TASK → Set each entry down verbatim, omitting images.

— start RECORD EXCERPTS —

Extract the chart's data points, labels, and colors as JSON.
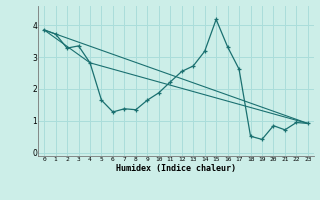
{
  "title": "",
  "xlabel": "Humidex (Indice chaleur)",
  "bg_color": "#cceee8",
  "grid_color": "#aaddda",
  "line_color": "#1a7070",
  "xlim": [
    -0.5,
    23.5
  ],
  "ylim": [
    -0.1,
    4.6
  ],
  "yticks": [
    0,
    1,
    2,
    3,
    4
  ],
  "xticks": [
    0,
    1,
    2,
    3,
    4,
    5,
    6,
    7,
    8,
    9,
    10,
    11,
    12,
    13,
    14,
    15,
    16,
    17,
    18,
    19,
    20,
    21,
    22,
    23
  ],
  "series1_x": [
    0,
    1,
    2,
    3,
    4,
    5,
    6,
    7,
    8,
    9,
    10,
    11,
    12,
    13,
    14,
    15,
    16,
    17,
    18,
    19,
    20,
    21,
    22,
    23
  ],
  "series1_y": [
    3.85,
    3.72,
    3.28,
    3.35,
    2.82,
    1.65,
    1.28,
    1.38,
    1.35,
    1.65,
    1.88,
    2.22,
    2.55,
    2.72,
    3.18,
    4.18,
    3.32,
    2.62,
    0.52,
    0.42,
    0.85,
    0.72,
    0.95,
    0.92
  ],
  "series2_x": [
    0,
    23
  ],
  "series2_y": [
    3.85,
    0.92
  ],
  "series3_x": [
    0,
    4,
    23
  ],
  "series3_y": [
    3.85,
    2.82,
    0.92
  ]
}
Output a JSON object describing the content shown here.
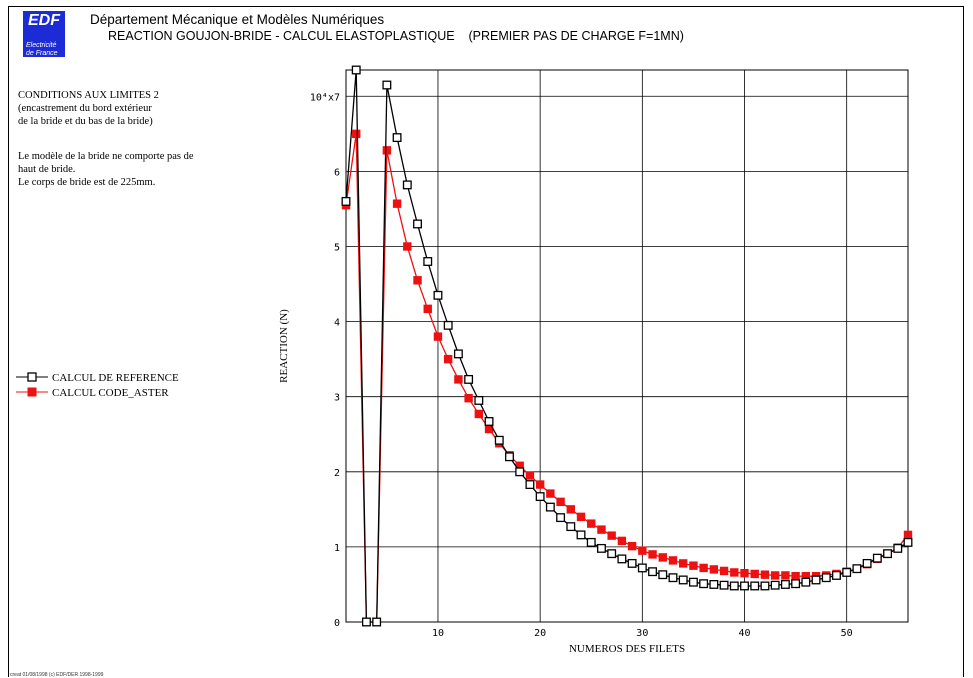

— end RECORD EXCERPTS —

OUTPUT OF THE TASK →
Extract the chart's data points, labels, and colors as JSON.
{
  "title": "",
  "xlabel": "Humidex (Indice chaleur)",
  "bg_color": "#cceee8",
  "grid_color": "#aaddda",
  "line_color": "#1a7070",
  "xlim": [
    -0.5,
    23.5
  ],
  "ylim": [
    -0.1,
    4.6
  ],
  "yticks": [
    0,
    1,
    2,
    3,
    4
  ],
  "xticks": [
    0,
    1,
    2,
    3,
    4,
    5,
    6,
    7,
    8,
    9,
    10,
    11,
    12,
    13,
    14,
    15,
    16,
    17,
    18,
    19,
    20,
    21,
    22,
    23
  ],
  "series1_x": [
    0,
    1,
    2,
    3,
    4,
    5,
    6,
    7,
    8,
    9,
    10,
    11,
    12,
    13,
    14,
    15,
    16,
    17,
    18,
    19,
    20,
    21,
    22,
    23
  ],
  "series1_y": [
    3.85,
    3.72,
    3.28,
    3.35,
    2.82,
    1.65,
    1.28,
    1.38,
    1.35,
    1.65,
    1.88,
    2.22,
    2.55,
    2.72,
    3.18,
    4.18,
    3.32,
    2.62,
    0.52,
    0.42,
    0.85,
    0.72,
    0.95,
    0.92
  ],
  "series2_x": [
    0,
    23
  ],
  "series2_y": [
    3.85,
    0.92
  ],
  "series3_x": [
    0,
    4,
    23
  ],
  "series3_y": [
    3.85,
    2.82,
    0.92
  ]
}
Output a JSON object describing the content shown here.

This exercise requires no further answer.